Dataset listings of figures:
-- Start --
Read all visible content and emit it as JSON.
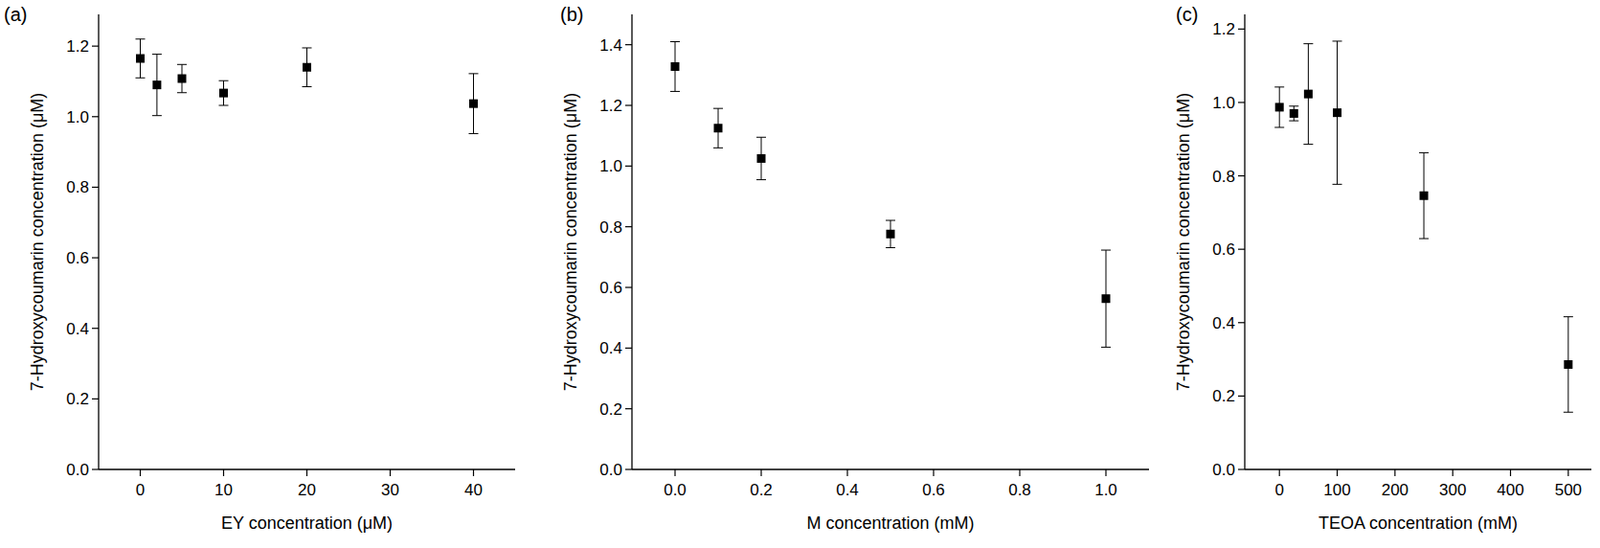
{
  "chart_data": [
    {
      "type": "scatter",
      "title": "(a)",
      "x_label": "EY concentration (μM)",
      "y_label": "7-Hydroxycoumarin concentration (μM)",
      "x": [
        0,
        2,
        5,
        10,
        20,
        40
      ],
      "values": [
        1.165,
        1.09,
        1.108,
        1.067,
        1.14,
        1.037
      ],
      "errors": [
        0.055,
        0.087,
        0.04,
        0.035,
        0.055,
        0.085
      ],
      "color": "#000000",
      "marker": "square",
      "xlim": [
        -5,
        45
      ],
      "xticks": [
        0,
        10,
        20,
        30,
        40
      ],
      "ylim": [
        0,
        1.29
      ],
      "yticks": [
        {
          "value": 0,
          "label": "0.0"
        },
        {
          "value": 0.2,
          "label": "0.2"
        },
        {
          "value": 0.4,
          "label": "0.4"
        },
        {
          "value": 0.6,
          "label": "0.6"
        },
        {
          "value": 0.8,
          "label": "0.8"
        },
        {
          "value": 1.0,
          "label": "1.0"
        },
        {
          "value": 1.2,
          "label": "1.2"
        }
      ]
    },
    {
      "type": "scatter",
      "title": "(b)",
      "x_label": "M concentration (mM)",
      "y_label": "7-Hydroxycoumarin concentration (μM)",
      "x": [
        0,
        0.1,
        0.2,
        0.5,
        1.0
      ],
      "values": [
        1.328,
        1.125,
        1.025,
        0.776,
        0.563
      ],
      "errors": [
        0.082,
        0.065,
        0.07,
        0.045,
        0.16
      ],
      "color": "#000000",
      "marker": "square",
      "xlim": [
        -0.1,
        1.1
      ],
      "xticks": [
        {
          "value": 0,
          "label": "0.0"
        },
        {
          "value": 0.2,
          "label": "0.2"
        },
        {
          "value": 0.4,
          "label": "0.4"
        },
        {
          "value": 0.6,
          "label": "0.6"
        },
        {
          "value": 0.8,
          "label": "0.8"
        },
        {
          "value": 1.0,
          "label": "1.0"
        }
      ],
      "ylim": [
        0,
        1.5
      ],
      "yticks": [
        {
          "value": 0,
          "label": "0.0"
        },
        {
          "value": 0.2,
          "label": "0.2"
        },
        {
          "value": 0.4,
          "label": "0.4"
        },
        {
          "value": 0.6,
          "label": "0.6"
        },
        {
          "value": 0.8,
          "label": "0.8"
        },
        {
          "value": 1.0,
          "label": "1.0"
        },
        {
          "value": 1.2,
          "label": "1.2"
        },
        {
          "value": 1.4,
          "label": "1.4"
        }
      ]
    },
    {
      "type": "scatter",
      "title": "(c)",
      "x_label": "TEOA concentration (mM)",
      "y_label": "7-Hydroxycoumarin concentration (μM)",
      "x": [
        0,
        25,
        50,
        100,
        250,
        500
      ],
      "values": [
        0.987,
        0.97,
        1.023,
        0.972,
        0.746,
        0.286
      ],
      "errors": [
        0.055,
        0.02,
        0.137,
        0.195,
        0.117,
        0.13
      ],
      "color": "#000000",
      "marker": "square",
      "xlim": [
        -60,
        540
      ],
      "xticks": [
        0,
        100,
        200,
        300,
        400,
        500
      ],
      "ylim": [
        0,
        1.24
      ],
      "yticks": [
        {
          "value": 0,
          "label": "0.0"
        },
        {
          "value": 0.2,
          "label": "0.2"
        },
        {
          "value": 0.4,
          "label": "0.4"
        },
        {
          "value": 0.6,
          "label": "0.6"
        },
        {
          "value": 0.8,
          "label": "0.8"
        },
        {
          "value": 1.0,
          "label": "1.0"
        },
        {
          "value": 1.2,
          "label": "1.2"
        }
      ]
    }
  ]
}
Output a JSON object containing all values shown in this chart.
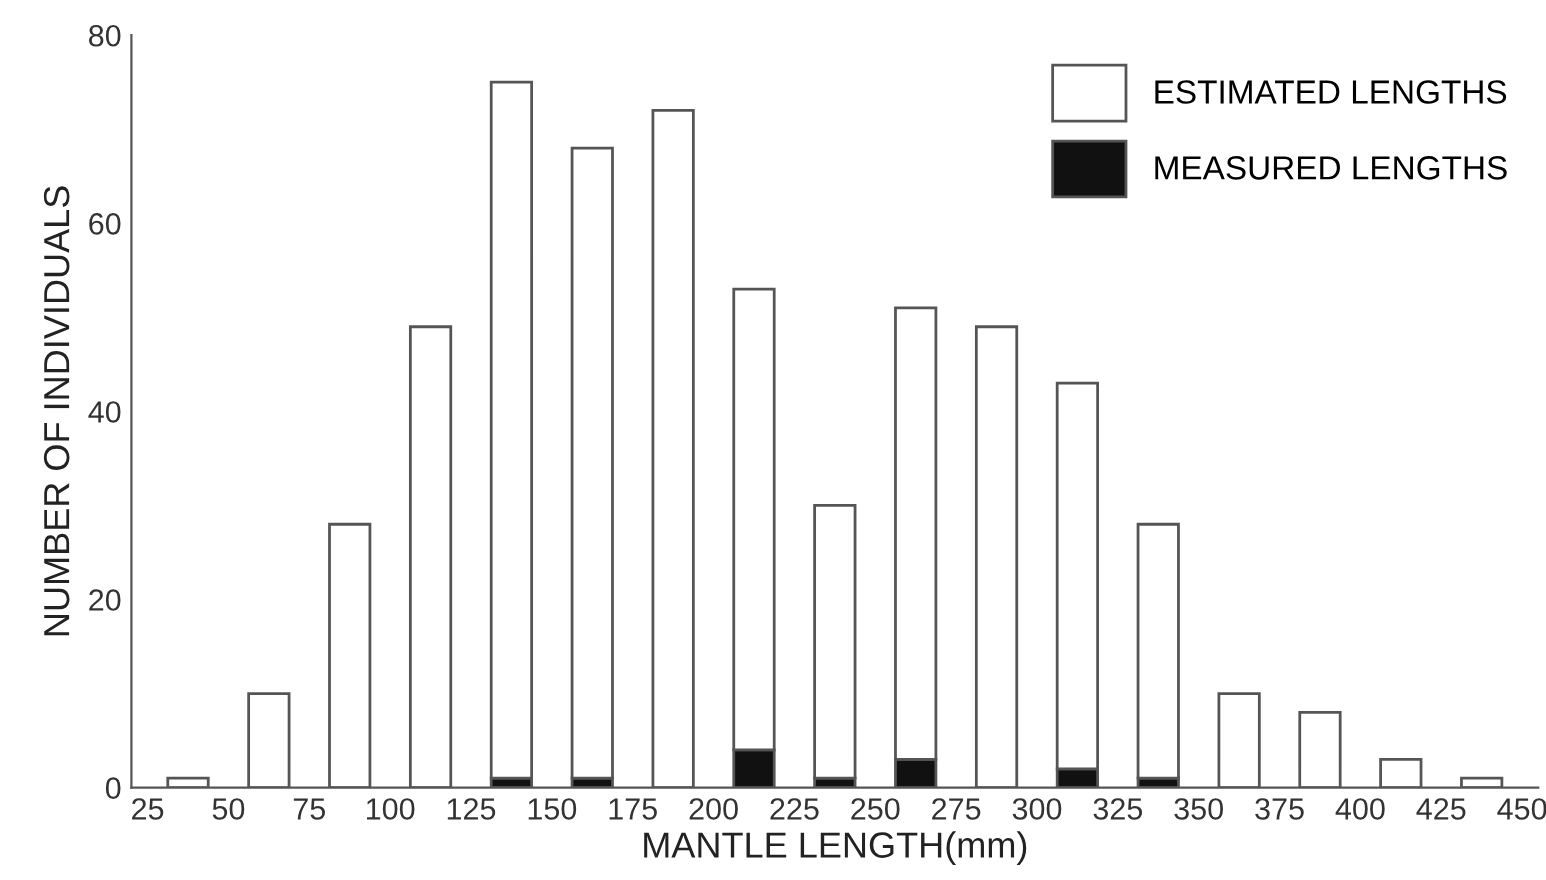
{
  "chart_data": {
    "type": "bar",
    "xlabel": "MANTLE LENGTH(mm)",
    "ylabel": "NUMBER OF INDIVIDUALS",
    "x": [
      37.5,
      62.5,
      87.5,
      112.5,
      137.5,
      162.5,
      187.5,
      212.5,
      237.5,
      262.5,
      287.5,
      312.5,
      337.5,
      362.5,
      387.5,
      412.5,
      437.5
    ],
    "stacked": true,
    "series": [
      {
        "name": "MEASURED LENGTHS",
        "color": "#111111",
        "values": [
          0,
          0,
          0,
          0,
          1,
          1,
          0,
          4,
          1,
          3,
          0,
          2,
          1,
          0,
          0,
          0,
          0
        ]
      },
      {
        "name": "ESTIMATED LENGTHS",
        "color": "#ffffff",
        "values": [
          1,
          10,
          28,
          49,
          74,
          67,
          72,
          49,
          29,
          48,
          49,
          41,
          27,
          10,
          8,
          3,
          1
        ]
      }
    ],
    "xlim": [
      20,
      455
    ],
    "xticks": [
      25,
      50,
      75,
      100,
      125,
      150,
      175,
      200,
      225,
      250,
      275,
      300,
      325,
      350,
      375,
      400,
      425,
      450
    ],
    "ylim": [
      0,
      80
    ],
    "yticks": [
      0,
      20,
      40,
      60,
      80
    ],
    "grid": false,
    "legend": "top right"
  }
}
-- End --
WORK INSTRUCTIONS:
Return each line in the records that holds the string "JSON".

ANSWER TO THE PROBLEM:
Read all visible content and emit it as JSON.
Output a JSON object containing all values shown in this chart.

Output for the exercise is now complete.